## RECORDS TO PROCESS

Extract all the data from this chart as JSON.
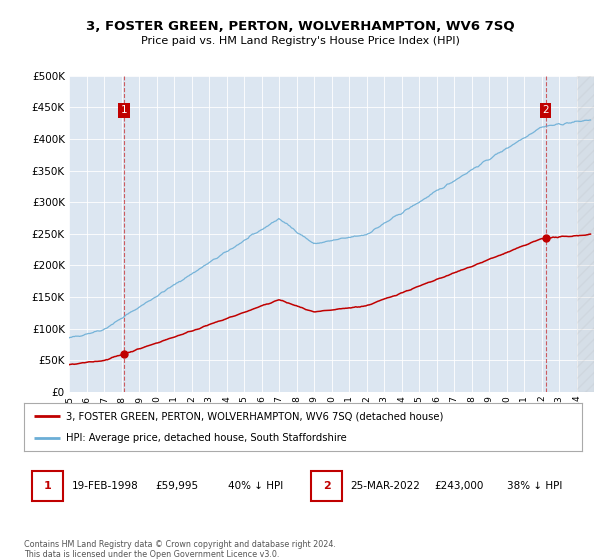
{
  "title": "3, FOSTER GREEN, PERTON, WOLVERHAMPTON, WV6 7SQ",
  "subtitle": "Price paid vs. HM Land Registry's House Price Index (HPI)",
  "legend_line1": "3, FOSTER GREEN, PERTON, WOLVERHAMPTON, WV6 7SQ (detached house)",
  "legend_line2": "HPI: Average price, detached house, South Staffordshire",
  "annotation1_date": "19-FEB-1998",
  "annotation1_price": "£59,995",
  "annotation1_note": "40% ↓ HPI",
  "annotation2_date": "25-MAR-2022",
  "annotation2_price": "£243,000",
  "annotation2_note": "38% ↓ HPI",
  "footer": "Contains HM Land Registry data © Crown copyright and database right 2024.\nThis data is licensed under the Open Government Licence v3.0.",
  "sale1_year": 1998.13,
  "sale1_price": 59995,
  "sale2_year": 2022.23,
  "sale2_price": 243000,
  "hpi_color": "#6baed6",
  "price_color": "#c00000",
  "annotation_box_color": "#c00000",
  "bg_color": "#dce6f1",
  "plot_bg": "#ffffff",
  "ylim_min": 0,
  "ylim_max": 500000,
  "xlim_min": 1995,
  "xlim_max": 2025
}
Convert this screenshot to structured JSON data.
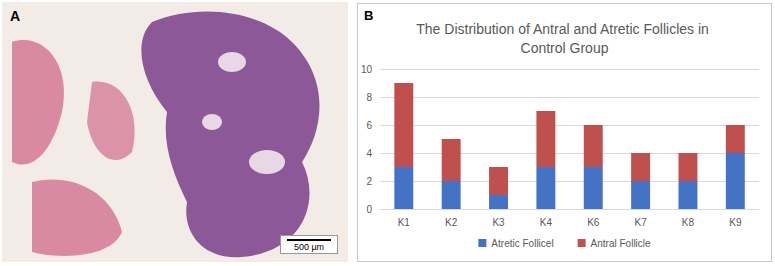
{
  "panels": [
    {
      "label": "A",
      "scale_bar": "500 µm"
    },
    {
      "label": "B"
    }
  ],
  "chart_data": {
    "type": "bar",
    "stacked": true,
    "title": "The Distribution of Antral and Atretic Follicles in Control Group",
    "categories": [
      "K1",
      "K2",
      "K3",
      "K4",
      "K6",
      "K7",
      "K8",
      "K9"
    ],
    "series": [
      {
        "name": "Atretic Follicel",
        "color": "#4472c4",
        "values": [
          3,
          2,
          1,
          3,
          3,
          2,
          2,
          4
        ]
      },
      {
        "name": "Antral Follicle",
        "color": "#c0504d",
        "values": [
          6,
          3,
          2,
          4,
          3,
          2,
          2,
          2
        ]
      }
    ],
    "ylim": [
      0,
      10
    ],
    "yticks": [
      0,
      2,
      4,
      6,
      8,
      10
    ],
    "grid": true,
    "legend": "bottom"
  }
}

...

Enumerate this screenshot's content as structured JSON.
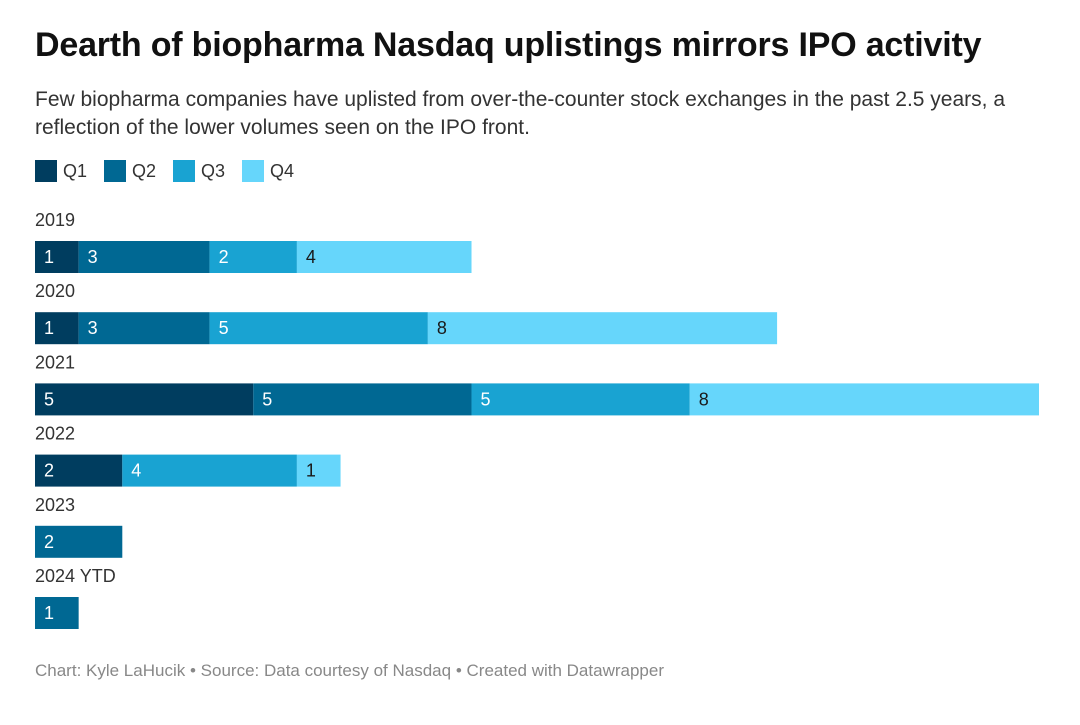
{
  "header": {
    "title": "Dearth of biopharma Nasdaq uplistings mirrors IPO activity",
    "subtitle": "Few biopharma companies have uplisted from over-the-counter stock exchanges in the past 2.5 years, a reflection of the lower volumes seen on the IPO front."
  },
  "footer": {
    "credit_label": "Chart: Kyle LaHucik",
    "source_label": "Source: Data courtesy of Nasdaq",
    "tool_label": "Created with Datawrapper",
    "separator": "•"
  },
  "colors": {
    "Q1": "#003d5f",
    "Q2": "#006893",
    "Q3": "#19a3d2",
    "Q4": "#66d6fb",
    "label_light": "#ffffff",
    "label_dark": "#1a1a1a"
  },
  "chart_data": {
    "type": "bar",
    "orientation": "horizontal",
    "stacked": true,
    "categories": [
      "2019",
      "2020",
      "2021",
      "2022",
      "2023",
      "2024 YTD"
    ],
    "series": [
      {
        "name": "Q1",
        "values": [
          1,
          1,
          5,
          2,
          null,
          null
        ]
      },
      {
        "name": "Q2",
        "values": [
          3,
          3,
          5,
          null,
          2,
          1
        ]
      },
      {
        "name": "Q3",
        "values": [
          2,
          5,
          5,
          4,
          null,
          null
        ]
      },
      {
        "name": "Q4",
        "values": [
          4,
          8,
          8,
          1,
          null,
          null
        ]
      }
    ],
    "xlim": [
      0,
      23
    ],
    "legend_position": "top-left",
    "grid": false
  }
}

## GIVEN INSTRUCTION
In the entries above, locate every line with the word "detached" and copy it.

## FINAL ANSWER
  "legend_line1": "3, FOSTER GREEN, PERTON, WOLVERHAMPTON, WV6 7SQ (detached house)",
  "legend_line2": "HPI: Average price, detached house, South Staffordshire",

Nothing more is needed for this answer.